Artículo publicado en la Revista Mensaje y Documentos de La Segunda.

Sebastián Piñera volvió a La Moneda luego de tres triunfos muy diversos entre sí: una elección primaria tan ingrata como exitosa, una primera vuelta frustrante y un balotaje cuyo resultado final, sin embargo, sorprendió hasta al más entusiasta de los piñeristas. Revisar algunos aspectos de este itinerario puede ser útil a la hora de reflexionar sobre los desafíos del gobierno iniciado el pasado 11 de marzo.

 La diversidad de Chile Vamos

 En principio, una de las mayores fortalezas del nuevo gobierno es la pluralidad de su coalición. El haber elegido a su candidato en primarias legales y competitivas, no sin antes superar ciertas reticencias internas, manifiesta una doble novedad de la centroderecha chilena. Ella logró institucionalizarse de un modo inédito y, además, dar cabida las diversas tradiciones que la componen. Se trata de un hecho subrayado en reiteradas ocasiones por Hugo Herrera (v.gr.: La derecha en la Crisis del Bicentenario, UDP, 2015): los procesos de larga duración dan cuenta de corrientes conservadoras, liberales, socialcristianas y nacionales a este lado del espectro político. Las ventajas de tomarse en serio esa diversidad parecen elocuentes. Si las primarias tuvieron una convocatoria récord, que sobrepasó los pronósticos más optimistas, la segunda vuelta mostró las bondades de tener un Piñera escudado por Manuel José Ossandón y los dos Kast, Felipe y José Antonio: el presidenciable podía hablarle a varios públicos a la vez. A las ventajas electorales se suma, asimismo, la presencia explícita de múltiples lentes y perspectivas, lo que resulta aún más promisorio. Contar con liderazgos imbuidos de distintas sensibilidades e inquietudes es una virtud a la hora de gobernar un país cada vez más complejo como el Chile postransición. Por eso, dicho sea de paso, habría sido deseable un gabinete de ministros que encarnara mejor dicha pluralidad. Para ello no basta aludir al “centro”, sino otorgar espacio efectivo a las distintas vertientes que nutren al sector.

◆ Información mostrada:
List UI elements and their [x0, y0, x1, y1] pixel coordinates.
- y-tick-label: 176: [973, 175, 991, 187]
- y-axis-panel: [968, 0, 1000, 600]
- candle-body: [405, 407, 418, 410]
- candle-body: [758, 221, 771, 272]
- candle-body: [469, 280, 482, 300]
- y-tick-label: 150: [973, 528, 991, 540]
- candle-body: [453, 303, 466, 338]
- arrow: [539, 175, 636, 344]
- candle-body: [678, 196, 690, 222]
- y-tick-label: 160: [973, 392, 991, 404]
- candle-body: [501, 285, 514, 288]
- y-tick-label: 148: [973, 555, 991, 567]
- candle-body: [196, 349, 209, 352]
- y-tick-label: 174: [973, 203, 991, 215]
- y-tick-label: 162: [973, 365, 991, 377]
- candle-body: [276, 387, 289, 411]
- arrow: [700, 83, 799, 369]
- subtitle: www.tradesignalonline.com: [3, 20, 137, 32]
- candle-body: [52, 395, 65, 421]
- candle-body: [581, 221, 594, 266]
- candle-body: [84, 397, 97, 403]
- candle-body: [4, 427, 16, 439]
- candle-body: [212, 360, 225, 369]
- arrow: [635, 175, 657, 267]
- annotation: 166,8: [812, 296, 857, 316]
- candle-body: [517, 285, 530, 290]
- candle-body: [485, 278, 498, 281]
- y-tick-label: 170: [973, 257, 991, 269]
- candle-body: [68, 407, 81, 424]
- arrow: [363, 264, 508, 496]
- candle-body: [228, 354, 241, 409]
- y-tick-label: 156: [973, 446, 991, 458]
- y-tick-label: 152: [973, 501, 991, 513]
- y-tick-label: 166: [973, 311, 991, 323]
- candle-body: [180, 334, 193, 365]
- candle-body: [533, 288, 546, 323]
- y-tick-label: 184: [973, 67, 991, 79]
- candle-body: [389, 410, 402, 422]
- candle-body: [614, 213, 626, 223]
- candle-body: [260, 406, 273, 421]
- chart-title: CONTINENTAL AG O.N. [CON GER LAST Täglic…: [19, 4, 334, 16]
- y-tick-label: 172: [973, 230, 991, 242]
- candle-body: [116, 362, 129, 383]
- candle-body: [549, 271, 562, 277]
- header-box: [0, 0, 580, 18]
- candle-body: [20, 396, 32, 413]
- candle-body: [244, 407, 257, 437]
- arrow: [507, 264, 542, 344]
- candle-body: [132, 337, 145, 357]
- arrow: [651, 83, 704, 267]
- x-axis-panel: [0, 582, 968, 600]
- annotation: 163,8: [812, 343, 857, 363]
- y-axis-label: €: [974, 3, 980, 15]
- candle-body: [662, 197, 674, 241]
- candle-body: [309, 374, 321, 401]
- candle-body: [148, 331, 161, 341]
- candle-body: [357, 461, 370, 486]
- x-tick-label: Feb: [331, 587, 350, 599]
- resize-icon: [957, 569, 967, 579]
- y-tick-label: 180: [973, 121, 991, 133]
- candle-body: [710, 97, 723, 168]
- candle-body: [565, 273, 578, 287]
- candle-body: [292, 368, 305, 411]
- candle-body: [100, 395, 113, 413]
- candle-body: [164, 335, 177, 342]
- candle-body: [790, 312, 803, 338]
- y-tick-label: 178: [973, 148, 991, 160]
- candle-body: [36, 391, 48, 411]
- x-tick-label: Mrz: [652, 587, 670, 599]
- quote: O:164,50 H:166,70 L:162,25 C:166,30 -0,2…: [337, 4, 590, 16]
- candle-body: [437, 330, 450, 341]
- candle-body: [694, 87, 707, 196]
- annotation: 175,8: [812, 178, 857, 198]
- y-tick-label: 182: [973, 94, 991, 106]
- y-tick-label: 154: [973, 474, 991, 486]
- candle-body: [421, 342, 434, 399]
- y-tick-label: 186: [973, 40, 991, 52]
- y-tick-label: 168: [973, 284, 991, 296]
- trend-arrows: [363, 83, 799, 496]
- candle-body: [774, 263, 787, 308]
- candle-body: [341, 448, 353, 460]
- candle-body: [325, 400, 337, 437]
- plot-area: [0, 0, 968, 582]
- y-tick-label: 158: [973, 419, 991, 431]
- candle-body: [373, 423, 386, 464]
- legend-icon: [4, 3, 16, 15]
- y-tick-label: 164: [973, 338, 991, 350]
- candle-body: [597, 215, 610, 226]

◆ Tarea breve: Por favor, transcribe del fragmento sobre el regreso de Piñera el pasaje que va desde "Sebastián Piñera volvió" hasta "11 de marzo.", ambos incluidos.

◆ Respuesta del ejercicio:
Sebastián Piñera volvió a La Moneda luego de tres triunfos muy diversos entre sí: una elección primaria tan ingrata como exitosa, una primera vuelta frustrante y un balotaje cuyo resultado final, sin embargo, sorprendió hasta al más entusiasta de los piñeristas. Revisar algunos aspectos de este itinerario puede ser útil a la hora de reflexionar sobre los desafíos del gobierno iniciado el pasado 11 de marzo.